» SOURCE MATERIAL:
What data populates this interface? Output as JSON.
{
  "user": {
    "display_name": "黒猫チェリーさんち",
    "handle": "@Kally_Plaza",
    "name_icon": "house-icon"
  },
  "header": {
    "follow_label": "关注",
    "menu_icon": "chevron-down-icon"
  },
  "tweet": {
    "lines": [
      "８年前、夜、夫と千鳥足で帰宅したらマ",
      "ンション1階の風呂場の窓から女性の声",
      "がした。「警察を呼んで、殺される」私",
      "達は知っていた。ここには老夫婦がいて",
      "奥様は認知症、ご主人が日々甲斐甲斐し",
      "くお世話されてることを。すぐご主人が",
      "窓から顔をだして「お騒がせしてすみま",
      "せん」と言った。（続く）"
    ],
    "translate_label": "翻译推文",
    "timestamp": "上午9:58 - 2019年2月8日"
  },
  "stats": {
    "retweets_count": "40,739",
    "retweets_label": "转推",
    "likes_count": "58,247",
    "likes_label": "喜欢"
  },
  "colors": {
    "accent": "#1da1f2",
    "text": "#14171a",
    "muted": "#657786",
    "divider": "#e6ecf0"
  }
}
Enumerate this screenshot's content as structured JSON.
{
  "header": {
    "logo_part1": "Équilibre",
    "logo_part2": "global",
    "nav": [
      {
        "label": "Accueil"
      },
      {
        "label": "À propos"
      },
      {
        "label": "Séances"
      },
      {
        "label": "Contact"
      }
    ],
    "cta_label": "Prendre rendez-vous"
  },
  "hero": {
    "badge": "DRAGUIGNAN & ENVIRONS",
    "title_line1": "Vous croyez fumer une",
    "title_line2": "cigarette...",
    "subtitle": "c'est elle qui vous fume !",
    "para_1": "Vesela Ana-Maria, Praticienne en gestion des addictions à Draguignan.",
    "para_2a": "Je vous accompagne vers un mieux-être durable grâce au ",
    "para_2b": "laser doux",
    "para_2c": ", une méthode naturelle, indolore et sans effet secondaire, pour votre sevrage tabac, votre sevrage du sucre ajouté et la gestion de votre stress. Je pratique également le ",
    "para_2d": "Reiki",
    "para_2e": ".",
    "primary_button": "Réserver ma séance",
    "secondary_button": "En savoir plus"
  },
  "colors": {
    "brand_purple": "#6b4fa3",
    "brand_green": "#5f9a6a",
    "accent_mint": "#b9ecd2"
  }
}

» DIRECTIONS FOR THIS TASK: Go through the records and print each one exactly.

» OUTPUT BELOW:
What data populates this interface? Output as JSON.
{
  "user": {
    "display_name": "黒猫チェリーさんち",
    "handle": "@Kally_Plaza",
    "name_icon": "house-icon"
  },
  "header": {
    "follow_label": "关注",
    "menu_icon": "chevron-down-icon"
  },
  "tweet": {
    "lines": [
      "８年前、夜、夫と千鳥足で帰宅したらマ",
      "ンション1階の風呂場の窓から女性の声",
      "がした。「警察を呼んで、殺される」私",
      "達は知っていた。ここには老夫婦がいて",
      "奥様は認知症、ご主人が日々甲斐甲斐し",
      "くお世話されてることを。すぐご主人が",
      "窓から顔をだして「お騒がせしてすみま",
      "せん」と言った。（続く）"
    ],
    "translate_label": "翻译推文",
    "timestamp": "上午9:58 - 2019年2月8日"
  },
  "stats": {
    "retweets_count": "40,739",
    "retweets_label": "转推",
    "likes_count": "58,247",
    "likes_label": "喜欢"
  },
  "colors": {
    "accent": "#1da1f2",
    "text": "#14171a",
    "muted": "#657786",
    "divider": "#e6ecf0"
  }
}
Enumerate this screenshot's content as structured JSON.
{
  "header": {
    "logo_part1": "Équilibre",
    "logo_part2": "global",
    "nav": [
      {
        "label": "Accueil"
      },
      {
        "label": "À propos"
      },
      {
        "label": "Séances"
      },
      {
        "label": "Contact"
      }
    ],
    "cta_label": "Prendre rendez-vous"
  },
  "hero": {
    "badge": "DRAGUIGNAN & ENVIRONS",
    "title_line1": "Vous croyez fumer une",
    "title_line2": "cigarette...",
    "subtitle": "c'est elle qui vous fume !",
    "para_1": "Vesela Ana-Maria, Praticienne en gestion des addictions à Draguignan.",
    "para_2a": "Je vous accompagne vers un mieux-être durable grâce au ",
    "para_2b": "laser doux",
    "para_2c": ", une méthode naturelle, indolore et sans effet secondaire, pour votre sevrage tabac, votre sevrage du sucre ajouté et la gestion de votre stress. Je pratique également le ",
    "para_2d": "Reiki",
    "para_2e": ".",
    "primary_button": "Réserver ma séance",
    "secondary_button": "En savoir plus"
  },
  "colors": {
    "brand_purple": "#6b4fa3",
    "brand_green": "#5f9a6a",
    "accent_mint": "#b9ecd2"
  }
}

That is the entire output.